Go through the records and copy each line where the word "containers" occurs.

[The data]:
══════════

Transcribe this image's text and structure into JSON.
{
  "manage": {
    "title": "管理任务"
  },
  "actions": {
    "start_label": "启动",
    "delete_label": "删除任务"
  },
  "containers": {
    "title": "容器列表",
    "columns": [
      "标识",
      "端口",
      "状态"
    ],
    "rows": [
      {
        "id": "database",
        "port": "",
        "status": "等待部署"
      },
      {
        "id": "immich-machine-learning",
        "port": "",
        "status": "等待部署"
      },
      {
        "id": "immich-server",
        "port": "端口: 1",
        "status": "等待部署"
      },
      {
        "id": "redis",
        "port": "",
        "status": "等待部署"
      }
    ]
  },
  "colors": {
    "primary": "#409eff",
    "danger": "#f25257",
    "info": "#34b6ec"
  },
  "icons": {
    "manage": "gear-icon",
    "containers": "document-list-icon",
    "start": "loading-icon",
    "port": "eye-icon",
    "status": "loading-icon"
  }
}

══════════

[Solved problem]:
  "containers": {
    "containers": "document-list-icon",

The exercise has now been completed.